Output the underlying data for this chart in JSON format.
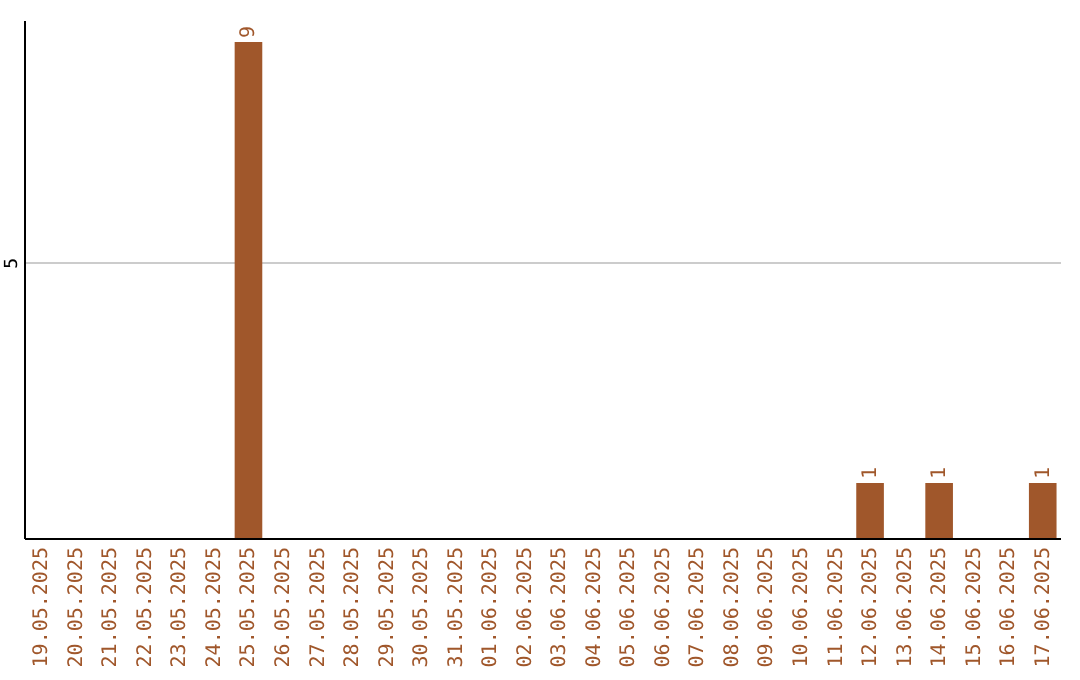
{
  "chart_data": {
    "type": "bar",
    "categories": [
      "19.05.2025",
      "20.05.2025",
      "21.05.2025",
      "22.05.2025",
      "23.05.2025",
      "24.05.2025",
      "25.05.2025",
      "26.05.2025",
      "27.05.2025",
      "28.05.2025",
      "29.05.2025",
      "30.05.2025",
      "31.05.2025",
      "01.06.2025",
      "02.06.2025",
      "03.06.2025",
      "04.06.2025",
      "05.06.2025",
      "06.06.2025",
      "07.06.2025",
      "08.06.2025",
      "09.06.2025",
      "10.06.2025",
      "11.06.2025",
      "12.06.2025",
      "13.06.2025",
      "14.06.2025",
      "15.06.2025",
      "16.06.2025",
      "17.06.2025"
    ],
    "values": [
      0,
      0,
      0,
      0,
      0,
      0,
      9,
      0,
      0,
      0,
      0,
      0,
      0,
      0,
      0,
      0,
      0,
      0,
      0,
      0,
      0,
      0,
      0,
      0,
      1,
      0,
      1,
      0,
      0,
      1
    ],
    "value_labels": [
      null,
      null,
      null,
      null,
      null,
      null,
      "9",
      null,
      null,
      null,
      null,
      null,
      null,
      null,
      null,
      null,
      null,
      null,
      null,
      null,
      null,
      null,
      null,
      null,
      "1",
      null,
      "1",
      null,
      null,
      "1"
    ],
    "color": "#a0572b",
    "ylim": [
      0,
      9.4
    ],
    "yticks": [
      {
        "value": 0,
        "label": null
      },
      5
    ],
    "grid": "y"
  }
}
————
◆ Work to be completed
Copy all the lines of data exactly as they appear, dropping any images.

◆ Result of this exercise
Output the underlying data for this chart in JSON format.
{
  "chart_data": {
    "type": "bar",
    "categories": [
      "19.05.2025",
      "20.05.2025",
      "21.05.2025",
      "22.05.2025",
      "23.05.2025",
      "24.05.2025",
      "25.05.2025",
      "26.05.2025",
      "27.05.2025",
      "28.05.2025",
      "29.05.2025",
      "30.05.2025",
      "31.05.2025",
      "01.06.2025",
      "02.06.2025",
      "03.06.2025",
      "04.06.2025",
      "05.06.2025",
      "06.06.2025",
      "07.06.2025",
      "08.06.2025",
      "09.06.2025",
      "10.06.2025",
      "11.06.2025",
      "12.06.2025",
      "13.06.2025",
      "14.06.2025",
      "15.06.2025",
      "16.06.2025",
      "17.06.2025"
    ],
    "values": [
      0,
      0,
      0,
      0,
      0,
      0,
      9,
      0,
      0,
      0,
      0,
      0,
      0,
      0,
      0,
      0,
      0,
      0,
      0,
      0,
      0,
      0,
      0,
      0,
      1,
      0,
      1,
      0,
      0,
      1
    ],
    "value_labels": [
      null,
      null,
      null,
      null,
      null,
      null,
      "9",
      null,
      null,
      null,
      null,
      null,
      null,
      null,
      null,
      null,
      null,
      null,
      null,
      null,
      null,
      null,
      null,
      null,
      "1",
      null,
      "1",
      null,
      null,
      "1"
    ],
    "color": "#a0572b",
    "ylim": [
      0,
      9.4
    ],
    "yticks": [
      {
        "value": 0,
        "label": null
      },
      5
    ],
    "grid": "y"
  }
}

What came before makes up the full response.